PROVIDED ENTRIES:
════════

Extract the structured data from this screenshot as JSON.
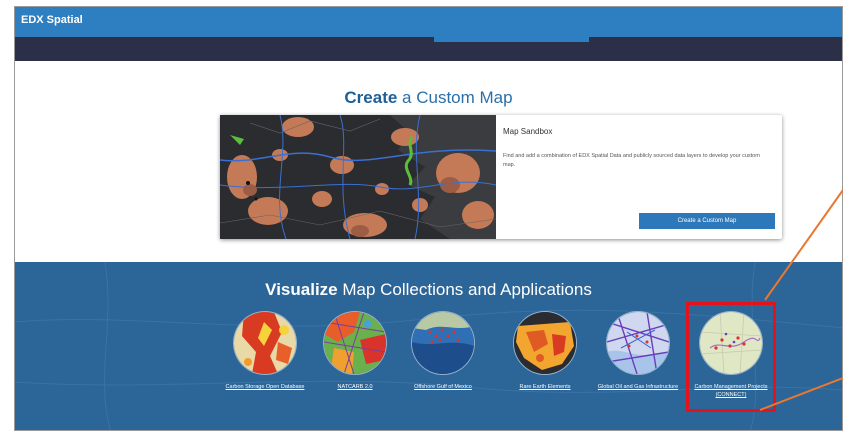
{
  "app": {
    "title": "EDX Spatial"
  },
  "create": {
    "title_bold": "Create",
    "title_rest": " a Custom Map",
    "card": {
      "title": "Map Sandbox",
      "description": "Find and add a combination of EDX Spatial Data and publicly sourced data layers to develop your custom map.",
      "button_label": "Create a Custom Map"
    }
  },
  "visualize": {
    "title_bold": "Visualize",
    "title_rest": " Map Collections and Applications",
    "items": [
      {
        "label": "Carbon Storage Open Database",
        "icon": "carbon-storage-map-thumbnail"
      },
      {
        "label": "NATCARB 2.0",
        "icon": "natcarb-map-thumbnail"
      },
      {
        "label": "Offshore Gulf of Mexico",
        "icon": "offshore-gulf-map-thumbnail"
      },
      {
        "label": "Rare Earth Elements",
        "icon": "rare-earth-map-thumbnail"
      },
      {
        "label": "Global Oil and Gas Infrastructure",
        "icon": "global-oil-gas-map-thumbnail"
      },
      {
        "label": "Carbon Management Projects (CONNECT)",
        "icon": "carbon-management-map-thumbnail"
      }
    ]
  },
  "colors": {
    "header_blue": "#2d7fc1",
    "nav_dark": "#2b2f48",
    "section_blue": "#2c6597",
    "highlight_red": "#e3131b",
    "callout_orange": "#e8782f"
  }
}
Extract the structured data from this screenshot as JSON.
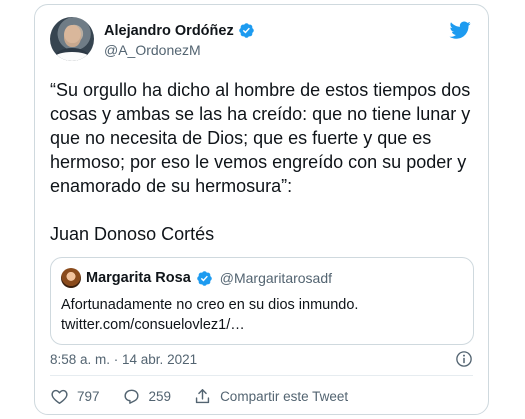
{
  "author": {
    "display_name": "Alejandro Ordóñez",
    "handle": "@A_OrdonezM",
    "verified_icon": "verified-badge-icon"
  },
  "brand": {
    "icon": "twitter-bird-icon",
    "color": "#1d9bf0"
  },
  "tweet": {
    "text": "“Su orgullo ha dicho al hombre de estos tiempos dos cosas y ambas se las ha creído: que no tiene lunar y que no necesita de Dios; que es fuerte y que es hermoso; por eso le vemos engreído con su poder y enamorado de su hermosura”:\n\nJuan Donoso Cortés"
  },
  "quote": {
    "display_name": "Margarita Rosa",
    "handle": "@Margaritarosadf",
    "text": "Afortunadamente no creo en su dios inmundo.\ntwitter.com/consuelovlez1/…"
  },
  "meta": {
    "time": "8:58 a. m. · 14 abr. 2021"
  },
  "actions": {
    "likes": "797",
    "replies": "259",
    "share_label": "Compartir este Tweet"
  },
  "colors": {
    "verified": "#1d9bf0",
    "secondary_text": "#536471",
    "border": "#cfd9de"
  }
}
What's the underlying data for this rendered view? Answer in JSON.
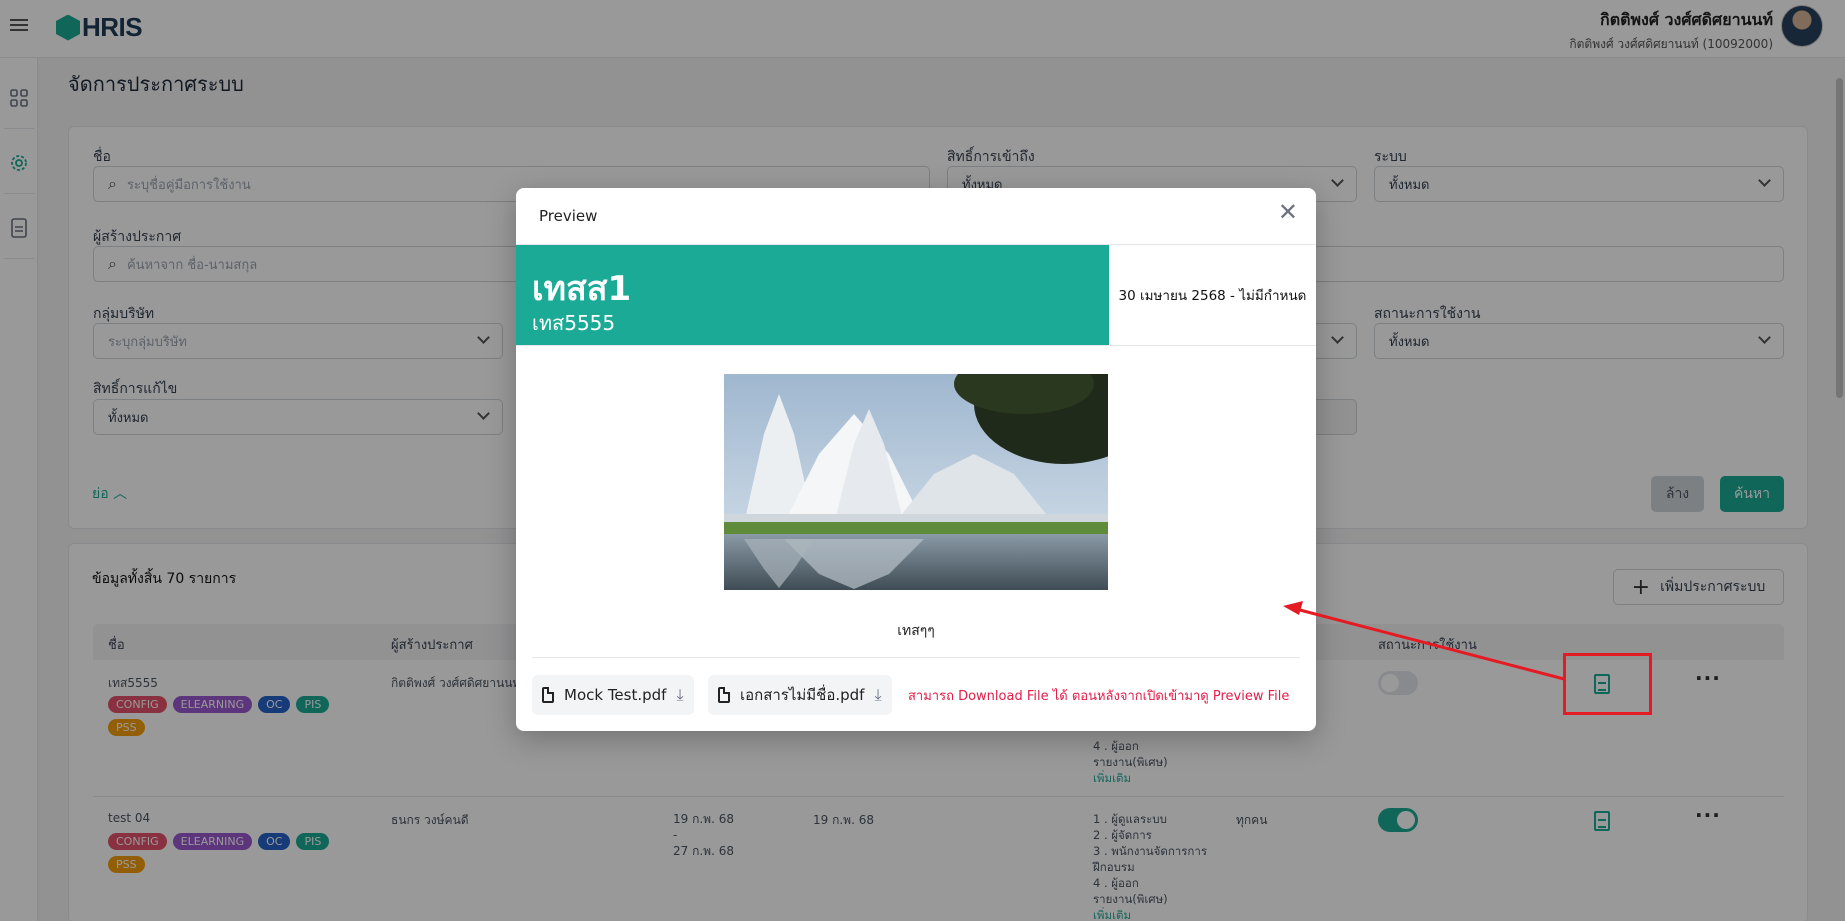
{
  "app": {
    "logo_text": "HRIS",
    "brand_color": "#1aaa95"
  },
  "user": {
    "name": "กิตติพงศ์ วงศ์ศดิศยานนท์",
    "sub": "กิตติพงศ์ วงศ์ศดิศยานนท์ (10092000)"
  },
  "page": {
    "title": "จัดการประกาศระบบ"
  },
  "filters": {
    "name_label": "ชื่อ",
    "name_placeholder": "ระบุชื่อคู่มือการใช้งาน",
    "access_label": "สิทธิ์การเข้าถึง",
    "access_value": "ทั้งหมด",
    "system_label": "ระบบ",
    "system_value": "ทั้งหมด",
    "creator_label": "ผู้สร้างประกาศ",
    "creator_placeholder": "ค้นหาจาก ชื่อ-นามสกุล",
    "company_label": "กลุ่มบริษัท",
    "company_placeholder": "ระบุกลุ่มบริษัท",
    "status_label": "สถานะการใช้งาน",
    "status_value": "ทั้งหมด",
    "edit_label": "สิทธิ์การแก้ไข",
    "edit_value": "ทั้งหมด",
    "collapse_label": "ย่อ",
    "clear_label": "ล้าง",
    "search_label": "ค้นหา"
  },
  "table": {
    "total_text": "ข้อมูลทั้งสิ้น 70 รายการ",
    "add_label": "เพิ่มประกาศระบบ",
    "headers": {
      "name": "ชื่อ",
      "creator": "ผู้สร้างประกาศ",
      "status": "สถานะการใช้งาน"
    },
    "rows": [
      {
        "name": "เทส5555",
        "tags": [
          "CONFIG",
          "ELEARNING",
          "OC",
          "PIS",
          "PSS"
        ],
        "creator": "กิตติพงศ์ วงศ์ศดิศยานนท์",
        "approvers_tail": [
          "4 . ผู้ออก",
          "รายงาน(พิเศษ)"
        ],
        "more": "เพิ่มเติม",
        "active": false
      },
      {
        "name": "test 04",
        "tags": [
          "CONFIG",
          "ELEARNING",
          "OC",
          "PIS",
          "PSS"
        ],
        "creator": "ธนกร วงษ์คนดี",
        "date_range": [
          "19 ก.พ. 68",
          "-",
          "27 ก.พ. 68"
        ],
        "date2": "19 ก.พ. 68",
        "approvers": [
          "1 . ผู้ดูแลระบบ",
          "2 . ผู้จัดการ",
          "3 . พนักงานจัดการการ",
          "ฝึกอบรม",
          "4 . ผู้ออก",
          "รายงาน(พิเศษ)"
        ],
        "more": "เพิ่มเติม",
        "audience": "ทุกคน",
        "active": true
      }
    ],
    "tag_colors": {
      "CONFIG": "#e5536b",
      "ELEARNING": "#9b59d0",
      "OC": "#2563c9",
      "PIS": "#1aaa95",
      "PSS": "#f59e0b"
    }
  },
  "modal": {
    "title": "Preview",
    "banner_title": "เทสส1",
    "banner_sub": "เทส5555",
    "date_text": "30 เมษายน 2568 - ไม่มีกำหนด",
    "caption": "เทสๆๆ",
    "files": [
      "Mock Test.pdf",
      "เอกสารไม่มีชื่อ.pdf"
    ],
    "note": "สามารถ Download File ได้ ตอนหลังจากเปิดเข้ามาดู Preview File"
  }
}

════════

YOUR OBJECTIVE: In the records above, how many lines include the string "verified"? Answer with only the number.

REPLY: 2